**EXERCISE**
Give back the full listing verbatim, apart from its images.
## start
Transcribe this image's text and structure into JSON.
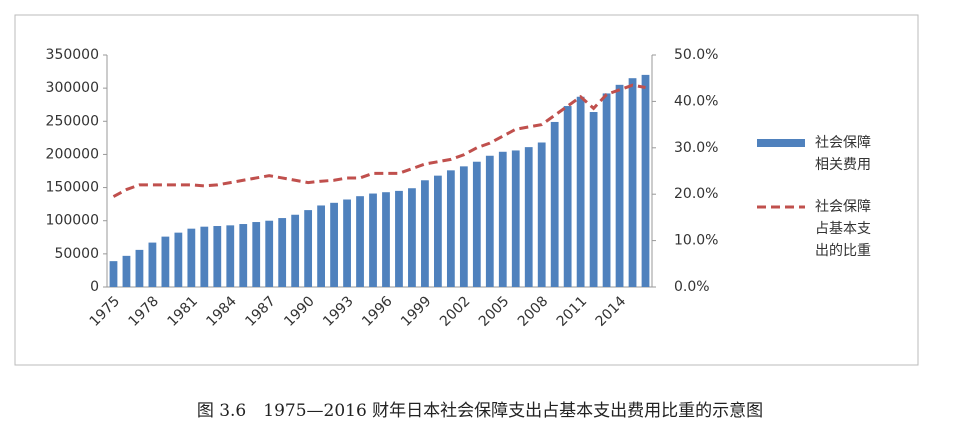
{
  "chart_data": {
    "type": "bar",
    "caption": "图 3.6　1975—2016 财年日本社会保障支出占基本支出费用比重的示意图",
    "categories": [
      "1975",
      null,
      null,
      "1978",
      null,
      null,
      "1981",
      null,
      null,
      "1984",
      null,
      null,
      "1987",
      null,
      null,
      "1990",
      null,
      null,
      "1993",
      null,
      null,
      "1996",
      null,
      null,
      "1999",
      null,
      null,
      "2002",
      null,
      null,
      "2005",
      null,
      null,
      "2008",
      null,
      null,
      "2011",
      null,
      null,
      "2014",
      null,
      null
    ],
    "series": [
      {
        "name": "社会保障相关费用",
        "type": "bar",
        "color": "#4f81bd",
        "values": [
          39000,
          47000,
          56000,
          67000,
          76000,
          82000,
          88000,
          91000,
          92000,
          93000,
          95000,
          98000,
          100000,
          104000,
          109000,
          116000,
          123000,
          127000,
          132000,
          137000,
          141000,
          143000,
          145000,
          149000,
          161000,
          168000,
          176000,
          182000,
          189000,
          198000,
          204000,
          206000,
          211000,
          218000,
          249000,
          273000,
          287000,
          264000,
          292000,
          305000,
          315000,
          320000
        ]
      },
      {
        "name": "社会保障占基本支出的比重",
        "type": "line",
        "axis": "y2",
        "color": "#c0504d",
        "dashed": true,
        "values": [
          19.5,
          21,
          22,
          22,
          22,
          22,
          22,
          21.8,
          22,
          22.5,
          23,
          23.5,
          24,
          23.5,
          23,
          22.5,
          22.8,
          23,
          23.5,
          23.5,
          24.5,
          24.5,
          24.5,
          25.5,
          26.5,
          27,
          27.5,
          28.5,
          30,
          31,
          32.5,
          34,
          34.5,
          35,
          37,
          39,
          41,
          38.5,
          41.5,
          42.5,
          43.5,
          43
        ]
      }
    ],
    "ylim": [
      0,
      350000
    ],
    "yticks": [
      0,
      50000,
      100000,
      150000,
      200000,
      250000,
      300000,
      350000
    ],
    "y2lim": [
      0,
      50
    ],
    "y2ticks": [
      {
        "value": 0,
        "label": "0.0%"
      },
      {
        "value": 10,
        "label": "10.0%"
      },
      {
        "value": 20,
        "label": "20.0%"
      },
      {
        "value": 30,
        "label": "30.0%"
      },
      {
        "value": 40,
        "label": "40.0%"
      },
      {
        "value": 50,
        "label": "50.0%"
      }
    ],
    "grid": false,
    "legend": "right"
  }
}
## end
**OUTPUT OF THE TASK**
Transcribe this image's text and structure into JSON.
{
  "chart_data": {
    "type": "bar",
    "caption": "图 3.6　1975—2016 财年日本社会保障支出占基本支出费用比重的示意图",
    "categories": [
      "1975",
      null,
      null,
      "1978",
      null,
      null,
      "1981",
      null,
      null,
      "1984",
      null,
      null,
      "1987",
      null,
      null,
      "1990",
      null,
      null,
      "1993",
      null,
      null,
      "1996",
      null,
      null,
      "1999",
      null,
      null,
      "2002",
      null,
      null,
      "2005",
      null,
      null,
      "2008",
      null,
      null,
      "2011",
      null,
      null,
      "2014",
      null,
      null
    ],
    "series": [
      {
        "name": "社会保障相关费用",
        "type": "bar",
        "color": "#4f81bd",
        "values": [
          39000,
          47000,
          56000,
          67000,
          76000,
          82000,
          88000,
          91000,
          92000,
          93000,
          95000,
          98000,
          100000,
          104000,
          109000,
          116000,
          123000,
          127000,
          132000,
          137000,
          141000,
          143000,
          145000,
          149000,
          161000,
          168000,
          176000,
          182000,
          189000,
          198000,
          204000,
          206000,
          211000,
          218000,
          249000,
          273000,
          287000,
          264000,
          292000,
          305000,
          315000,
          320000
        ]
      },
      {
        "name": "社会保障占基本支出的比重",
        "type": "line",
        "axis": "y2",
        "color": "#c0504d",
        "dashed": true,
        "values": [
          19.5,
          21,
          22,
          22,
          22,
          22,
          22,
          21.8,
          22,
          22.5,
          23,
          23.5,
          24,
          23.5,
          23,
          22.5,
          22.8,
          23,
          23.5,
          23.5,
          24.5,
          24.5,
          24.5,
          25.5,
          26.5,
          27,
          27.5,
          28.5,
          30,
          31,
          32.5,
          34,
          34.5,
          35,
          37,
          39,
          41,
          38.5,
          41.5,
          42.5,
          43.5,
          43
        ]
      }
    ],
    "ylim": [
      0,
      350000
    ],
    "yticks": [
      0,
      50000,
      100000,
      150000,
      200000,
      250000,
      300000,
      350000
    ],
    "y2lim": [
      0,
      50
    ],
    "y2ticks": [
      {
        "value": 0,
        "label": "0.0%"
      },
      {
        "value": 10,
        "label": "10.0%"
      },
      {
        "value": 20,
        "label": "20.0%"
      },
      {
        "value": 30,
        "label": "30.0%"
      },
      {
        "value": 40,
        "label": "40.0%"
      },
      {
        "value": 50,
        "label": "50.0%"
      }
    ],
    "grid": false,
    "legend": "right"
  }
}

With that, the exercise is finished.